• [Records for the task]:
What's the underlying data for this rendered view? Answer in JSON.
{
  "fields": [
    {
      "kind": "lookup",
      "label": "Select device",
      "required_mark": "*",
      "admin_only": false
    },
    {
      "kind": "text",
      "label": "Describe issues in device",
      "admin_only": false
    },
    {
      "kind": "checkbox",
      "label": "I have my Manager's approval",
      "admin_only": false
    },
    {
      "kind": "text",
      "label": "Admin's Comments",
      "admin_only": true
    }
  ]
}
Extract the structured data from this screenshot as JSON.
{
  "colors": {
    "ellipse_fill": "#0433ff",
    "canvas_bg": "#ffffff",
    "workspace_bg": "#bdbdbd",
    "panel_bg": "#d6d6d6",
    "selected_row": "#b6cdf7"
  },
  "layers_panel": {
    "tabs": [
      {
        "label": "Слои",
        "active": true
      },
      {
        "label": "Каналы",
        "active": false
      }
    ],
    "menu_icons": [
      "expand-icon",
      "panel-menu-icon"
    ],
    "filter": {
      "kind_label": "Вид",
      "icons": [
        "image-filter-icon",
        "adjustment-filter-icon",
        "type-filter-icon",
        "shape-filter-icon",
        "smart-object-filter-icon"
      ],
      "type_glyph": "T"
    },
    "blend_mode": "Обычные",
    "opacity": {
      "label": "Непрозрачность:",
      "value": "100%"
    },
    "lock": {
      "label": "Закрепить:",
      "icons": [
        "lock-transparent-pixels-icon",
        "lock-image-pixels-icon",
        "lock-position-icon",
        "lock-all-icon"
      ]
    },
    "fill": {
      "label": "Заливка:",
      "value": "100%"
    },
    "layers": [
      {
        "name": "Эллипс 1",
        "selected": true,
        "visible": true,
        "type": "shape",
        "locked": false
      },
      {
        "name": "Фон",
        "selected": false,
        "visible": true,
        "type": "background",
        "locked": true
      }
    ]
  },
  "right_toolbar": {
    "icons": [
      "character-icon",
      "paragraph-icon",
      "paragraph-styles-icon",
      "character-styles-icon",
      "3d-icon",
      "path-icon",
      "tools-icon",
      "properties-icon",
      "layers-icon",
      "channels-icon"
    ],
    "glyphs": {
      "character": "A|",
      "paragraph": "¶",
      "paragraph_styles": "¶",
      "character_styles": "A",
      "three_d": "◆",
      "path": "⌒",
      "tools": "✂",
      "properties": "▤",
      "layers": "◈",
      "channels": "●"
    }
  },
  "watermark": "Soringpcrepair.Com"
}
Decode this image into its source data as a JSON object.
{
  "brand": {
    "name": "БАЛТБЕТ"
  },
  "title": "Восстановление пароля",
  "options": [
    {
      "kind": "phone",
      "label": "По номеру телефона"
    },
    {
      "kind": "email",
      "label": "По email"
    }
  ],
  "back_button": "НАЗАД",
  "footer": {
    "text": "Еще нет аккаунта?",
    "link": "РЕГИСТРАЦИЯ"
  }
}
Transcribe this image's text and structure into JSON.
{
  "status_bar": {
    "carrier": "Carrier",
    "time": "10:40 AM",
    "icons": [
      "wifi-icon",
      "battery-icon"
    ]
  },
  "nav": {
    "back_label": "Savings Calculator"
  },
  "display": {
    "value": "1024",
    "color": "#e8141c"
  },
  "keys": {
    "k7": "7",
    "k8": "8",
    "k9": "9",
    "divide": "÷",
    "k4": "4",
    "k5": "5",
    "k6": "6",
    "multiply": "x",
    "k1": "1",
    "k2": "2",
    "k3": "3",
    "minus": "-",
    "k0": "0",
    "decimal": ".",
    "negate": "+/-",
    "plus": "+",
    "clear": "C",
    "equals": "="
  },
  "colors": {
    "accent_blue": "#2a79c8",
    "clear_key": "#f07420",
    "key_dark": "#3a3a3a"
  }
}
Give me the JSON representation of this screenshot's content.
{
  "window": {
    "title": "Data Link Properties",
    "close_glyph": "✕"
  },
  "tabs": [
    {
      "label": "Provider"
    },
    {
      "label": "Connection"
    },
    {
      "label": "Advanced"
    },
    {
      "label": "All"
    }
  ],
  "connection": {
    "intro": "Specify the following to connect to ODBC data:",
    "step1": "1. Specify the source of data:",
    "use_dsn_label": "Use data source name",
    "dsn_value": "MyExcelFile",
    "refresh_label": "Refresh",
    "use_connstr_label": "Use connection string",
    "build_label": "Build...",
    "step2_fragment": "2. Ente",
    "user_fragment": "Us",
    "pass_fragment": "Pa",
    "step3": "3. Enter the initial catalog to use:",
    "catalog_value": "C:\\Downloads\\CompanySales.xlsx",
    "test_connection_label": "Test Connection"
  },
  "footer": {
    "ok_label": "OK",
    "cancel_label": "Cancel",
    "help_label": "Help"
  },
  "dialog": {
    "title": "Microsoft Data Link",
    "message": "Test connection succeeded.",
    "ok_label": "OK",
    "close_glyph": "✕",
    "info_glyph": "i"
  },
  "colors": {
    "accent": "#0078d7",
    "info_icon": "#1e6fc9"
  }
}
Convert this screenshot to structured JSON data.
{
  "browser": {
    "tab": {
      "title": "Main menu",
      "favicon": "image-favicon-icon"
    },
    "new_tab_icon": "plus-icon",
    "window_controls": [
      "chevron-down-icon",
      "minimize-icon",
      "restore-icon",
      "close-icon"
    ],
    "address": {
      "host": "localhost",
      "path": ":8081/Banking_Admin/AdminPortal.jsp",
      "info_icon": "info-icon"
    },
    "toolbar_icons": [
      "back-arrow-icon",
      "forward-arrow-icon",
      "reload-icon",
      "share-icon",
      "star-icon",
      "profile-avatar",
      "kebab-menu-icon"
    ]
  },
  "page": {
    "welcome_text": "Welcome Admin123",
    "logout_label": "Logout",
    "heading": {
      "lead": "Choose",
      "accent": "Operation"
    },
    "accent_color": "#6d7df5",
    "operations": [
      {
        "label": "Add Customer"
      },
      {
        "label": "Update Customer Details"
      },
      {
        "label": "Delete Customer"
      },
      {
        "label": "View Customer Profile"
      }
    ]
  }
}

• [What you have to do]:
Out of the preceding entries, pull every line containing the string "structured".

• [The response]:
Extract the structured data from this screenshot as JSON.
Convert this screenshot to structured JSON data.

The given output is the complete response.